- Consigne:
Répondez à ces questions d'après l'extrait sur le tourisme balnéaire :
1. En combien d'années Deauville est-elle sortie des terres marécageuses du bord de mer ?
2. Combien de semaines de congés le Pay Act de 1938 accordait-il aux salariés en Grande-Bretagne ?
3. Quelle part des touristes en Bretagne est étrangère ?

- Extrait choisi:
Le chemin de fer de Paris vers les côtes de Normandie et Picardie fut achevé vingt ans après son déploiement dans le sud anglais, mais les dimensions et l'élégance de bien des stations balnéaires françaises avaient très largement rejoint celles de leurs homologues anglaises. En 1860, à la différence de Trouville sur la rive opposée de la Touques, Deauville n'existait pas. Bâtie pour accueillir riches estivants du monde entier, la nouvelle station balnéaire est sortie en quatre ans des terres marécageuses du bord de mer comme une vaste scène théâtrale, avec chemin de fer, champ de course, casino et, face à ses célèbres « planches », un alignement de superbes villas. Si les stations à la mode de la Manche Centre et Est mettent plutôt l'accent sur les loisirs organisés, plus à l'Ouest, les stations souvent plus petites offrent une image plus paisible. C'est ainsi que le tourisme investit, fin XIXe, les côtes découpées du nord de la Bretagne. Un siècle d'évolution a largement modifié les positions des deux parties Est et Ouest de la Manche, l'une est doucement passée de mode, tandis que l'autre est devenue fréquentée par un tourisme de masse.

Avant-guerre, les longues vacances d'été étaient le privilège des couches aisées. Dans les années 1920, la partie Kent - Pas-de-Calais connaissait encore une activité touristique dynamique portée par les investissements anglais au Touquet et dans d'autres stations. En 1936, avec le Front Populaire, les salariés obtinrent les premiers congés payés, ils étaient de deux semaines ; en Grande-Bretagne, le Pay Act de 1938 leur octroya une semaine. Les congés payés prirent progressivement en France, et surtout dans les Trente Glorieuses, une place considérable dans la vie sociale. En 1956, les conventions donnèrent trois semaines annuelles, puis quatre en 1965 et cinq en 1981, quand le minimum légal demeurait de trois semaines en Grande-Bretagne. Il n'est donc pas surprenant que dans ces décennies le nombre de personnes prenant des vacances annuelles soit devenu plus important. Le tourisme devint une activité majeure, une véritable industrie. La reconstruction d'après-guerre sur les côtes de Normandie et du Nord-Pas-de-Calais, comme les modifications du transport ont poussé le développement du tourisme vers le Sud et l'Ouest de la France.

En Bretagne, plus de 80 % de la capacité touristique sont aujourd'hui concentrés sur le bord de mer. La moitié de cette capacité consiste en résidences secondaires et un quart des touristes est étranger. La croissance massive des années 1960 a généré quantité de résidences secondaires et de campings, particulièrement sur la côte sud. À partir des années 1980, la Bretagne, bien que deuxième destination touristique française, a rencontré quelques problèmes. La demande commençait à se différencier. La dépendance d'un mode très dominant de séjours familiaux d'été en bord de mer, les « vacances à la mer », qui avaient provoqué la multiplication des petites stations balnéaires, était forte. D'autres côtes faisaient concurrence. Pour réagir, des structures telles que terrains de golf, centres de thalassothérapie et d'autres activités de loisirs furent mises en place, mais cela n'apportait qu'une réponse partielle au changement important des pratiques touristiques, dont le raccourcissement de la durée du séjour d'été et la multiplication des séjours courts n'étaient pas les moindres. Dans ce contexte, il est intéressant de relever que la préférence des Britanniques achetant des résidences secondaires se portait dès ce moment plutôt sur la Bretagne centrale, confirmant ainsi des comportements déjà installés dans le Devon et en Cornouailles. Une vie plus en phase avec l'environnement combinée à une forte sensibilité aux identités locales et au patrimoine, sont les atouts mêmes que le tourisme de masse peut menacer en Bretagne.

- Données:
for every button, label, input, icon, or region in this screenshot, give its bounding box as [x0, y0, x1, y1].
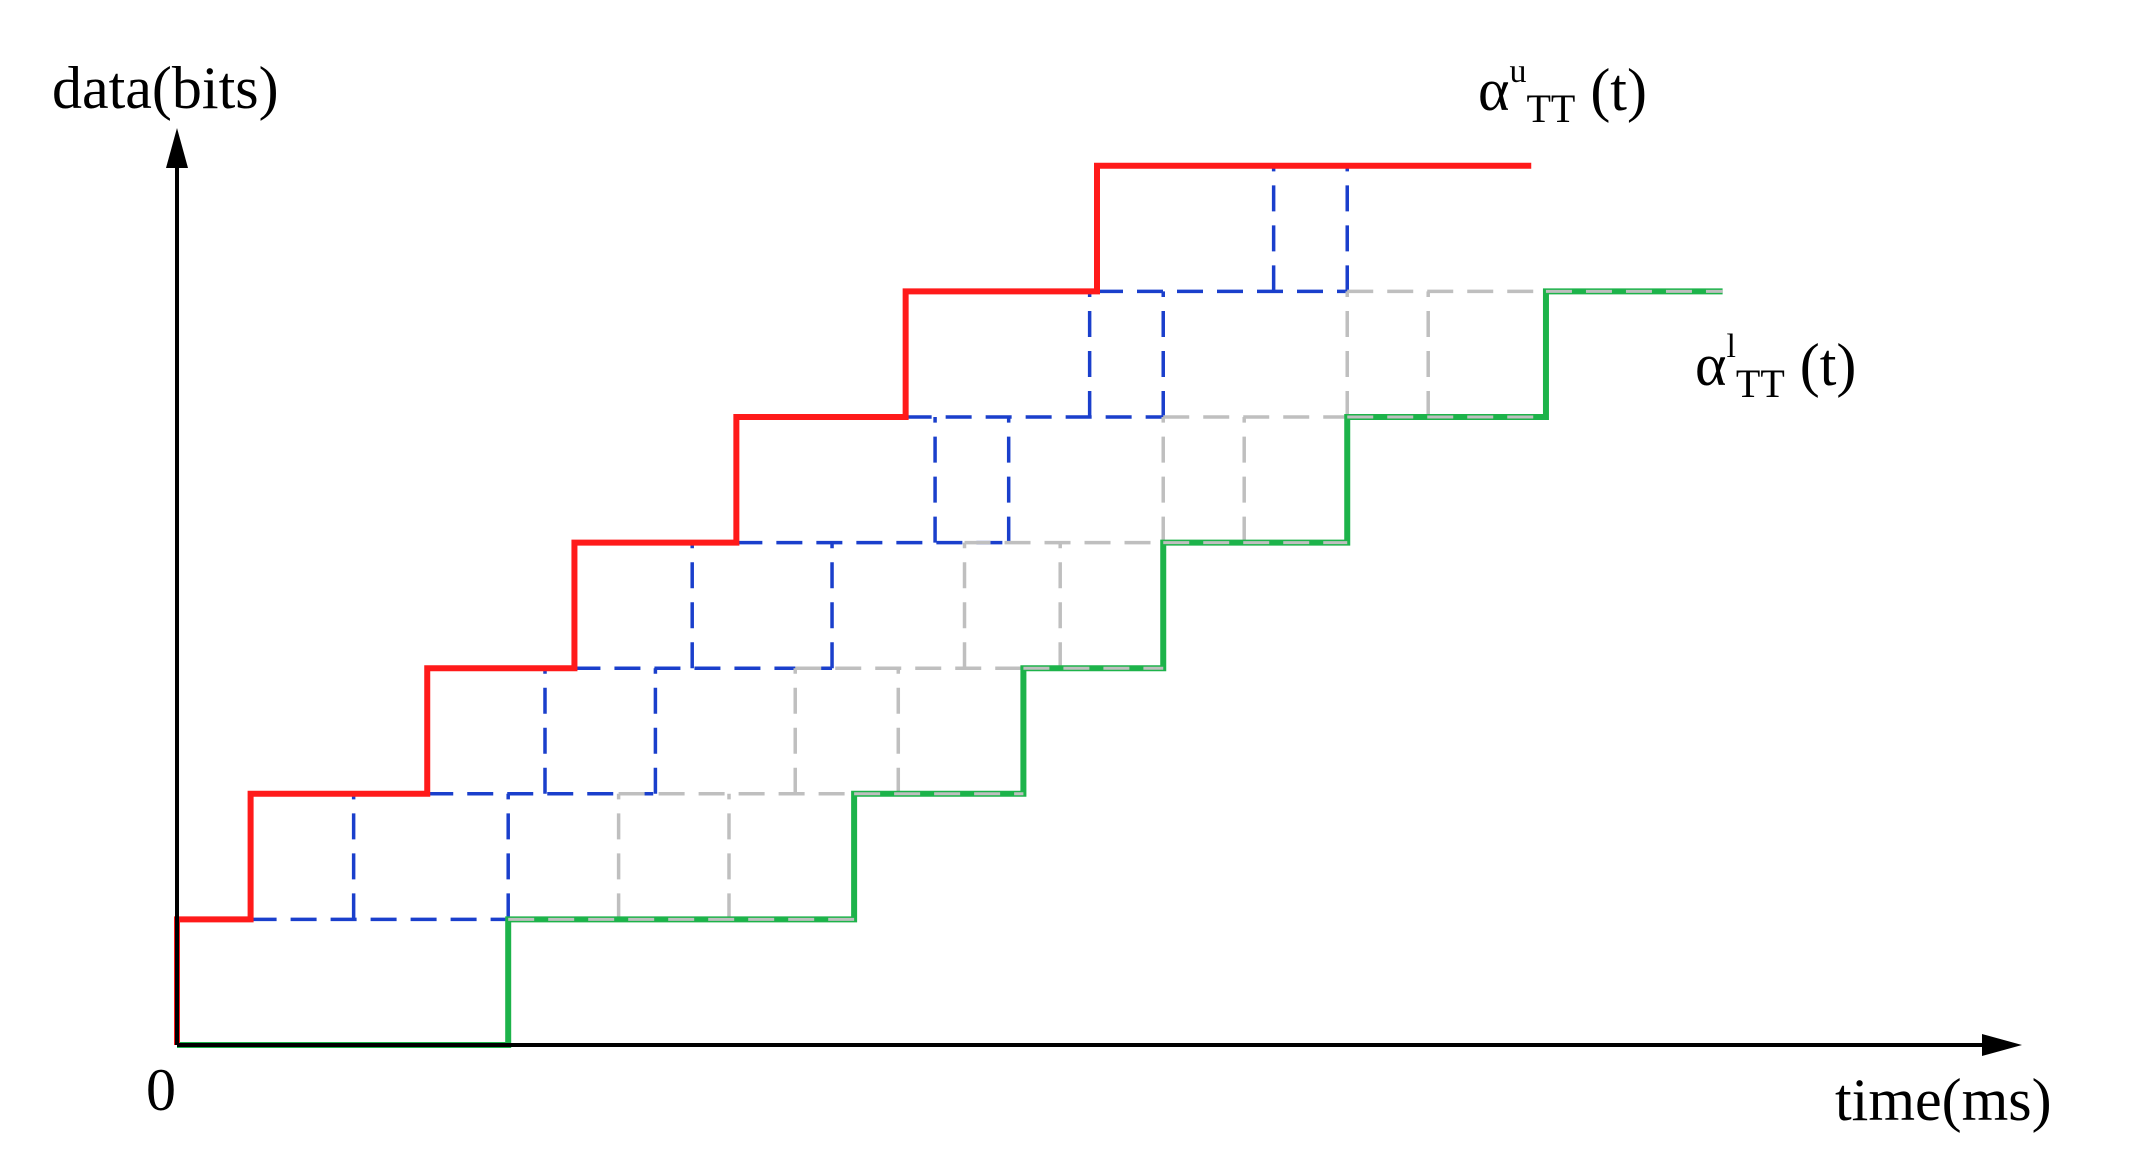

- Corrigé:
1. En quatre ans.
2. Une semaine.
3. Un quart.